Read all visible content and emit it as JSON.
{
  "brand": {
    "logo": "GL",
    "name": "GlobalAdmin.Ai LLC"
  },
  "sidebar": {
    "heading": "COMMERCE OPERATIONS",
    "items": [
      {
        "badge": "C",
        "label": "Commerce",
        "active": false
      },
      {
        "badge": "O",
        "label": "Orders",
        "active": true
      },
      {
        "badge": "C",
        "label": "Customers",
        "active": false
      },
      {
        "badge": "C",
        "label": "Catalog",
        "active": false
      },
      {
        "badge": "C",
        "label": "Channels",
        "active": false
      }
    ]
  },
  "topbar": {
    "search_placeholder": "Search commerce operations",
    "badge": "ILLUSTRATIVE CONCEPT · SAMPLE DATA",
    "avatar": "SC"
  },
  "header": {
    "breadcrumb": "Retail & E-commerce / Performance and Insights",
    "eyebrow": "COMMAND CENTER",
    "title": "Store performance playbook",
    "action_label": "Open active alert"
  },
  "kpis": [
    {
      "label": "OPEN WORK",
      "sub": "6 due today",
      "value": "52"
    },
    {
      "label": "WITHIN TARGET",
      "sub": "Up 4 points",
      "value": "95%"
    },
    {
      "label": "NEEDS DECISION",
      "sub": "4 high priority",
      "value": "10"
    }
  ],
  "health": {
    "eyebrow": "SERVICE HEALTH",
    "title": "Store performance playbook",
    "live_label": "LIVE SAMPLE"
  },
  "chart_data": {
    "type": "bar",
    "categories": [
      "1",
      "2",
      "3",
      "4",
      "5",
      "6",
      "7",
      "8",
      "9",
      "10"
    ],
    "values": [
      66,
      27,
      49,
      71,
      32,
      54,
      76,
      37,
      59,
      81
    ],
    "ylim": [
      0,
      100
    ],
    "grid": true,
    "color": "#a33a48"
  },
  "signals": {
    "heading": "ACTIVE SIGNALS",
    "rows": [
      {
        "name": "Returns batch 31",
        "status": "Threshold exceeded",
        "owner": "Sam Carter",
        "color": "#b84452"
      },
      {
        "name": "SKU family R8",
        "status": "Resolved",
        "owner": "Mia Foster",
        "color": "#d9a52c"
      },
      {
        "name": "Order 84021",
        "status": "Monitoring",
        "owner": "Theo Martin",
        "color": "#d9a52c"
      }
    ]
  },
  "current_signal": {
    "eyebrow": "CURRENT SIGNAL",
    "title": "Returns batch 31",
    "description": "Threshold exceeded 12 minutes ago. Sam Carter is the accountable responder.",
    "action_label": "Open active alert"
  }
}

**BRIEF**
Take the lines above and print them exactly.

**FINISHED ANSWER**
Read all visible content and emit it as JSON.
{
  "brand": {
    "logo": "GL",
    "name": "GlobalAdmin.Ai LLC"
  },
  "sidebar": {
    "heading": "COMMERCE OPERATIONS",
    "items": [
      {
        "badge": "C",
        "label": "Commerce",
        "active": false
      },
      {
        "badge": "O",
        "label": "Orders",
        "active": true
      },
      {
        "badge": "C",
        "label": "Customers",
        "active": false
      },
      {
        "badge": "C",
        "label": "Catalog",
        "active": false
      },
      {
        "badge": "C",
        "label": "Channels",
        "active": false
      }
    ]
  },
  "topbar": {
    "search_placeholder": "Search commerce operations",
    "badge": "ILLUSTRATIVE CONCEPT · SAMPLE DATA",
    "avatar": "SC"
  },
  "header": {
    "breadcrumb": "Retail & E-commerce / Performance and Insights",
    "eyebrow": "COMMAND CENTER",
    "title": "Store performance playbook",
    "action_label": "Open active alert"
  },
  "kpis": [
    {
      "label": "OPEN WORK",
      "sub": "6 due today",
      "value": "52"
    },
    {
      "label": "WITHIN TARGET",
      "sub": "Up 4 points",
      "value": "95%"
    },
    {
      "label": "NEEDS DECISION",
      "sub": "4 high priority",
      "value": "10"
    }
  ],
  "health": {
    "eyebrow": "SERVICE HEALTH",
    "title": "Store performance playbook",
    "live_label": "LIVE SAMPLE"
  },
  "chart_data": {
    "type": "bar",
    "categories": [
      "1",
      "2",
      "3",
      "4",
      "5",
      "6",
      "7",
      "8",
      "9",
      "10"
    ],
    "values": [
      66,
      27,
      49,
      71,
      32,
      54,
      76,
      37,
      59,
      81
    ],
    "ylim": [
      0,
      100
    ],
    "grid": true,
    "color": "#a33a48"
  },
  "signals": {
    "heading": "ACTIVE SIGNALS",
    "rows": [
      {
        "name": "Returns batch 31",
        "status": "Threshold exceeded",
        "owner": "Sam Carter",
        "color": "#b84452"
      },
      {
        "name": "SKU family R8",
        "status": "Resolved",
        "owner": "Mia Foster",
        "color": "#d9a52c"
      },
      {
        "name": "Order 84021",
        "status": "Monitoring",
        "owner": "Theo Martin",
        "color": "#d9a52c"
      }
    ]
  },
  "current_signal": {
    "eyebrow": "CURRENT SIGNAL",
    "title": "Returns batch 31",
    "description": "Threshold exceeded 12 minutes ago. Sam Carter is the accountable responder.",
    "action_label": "Open active alert"
  }
}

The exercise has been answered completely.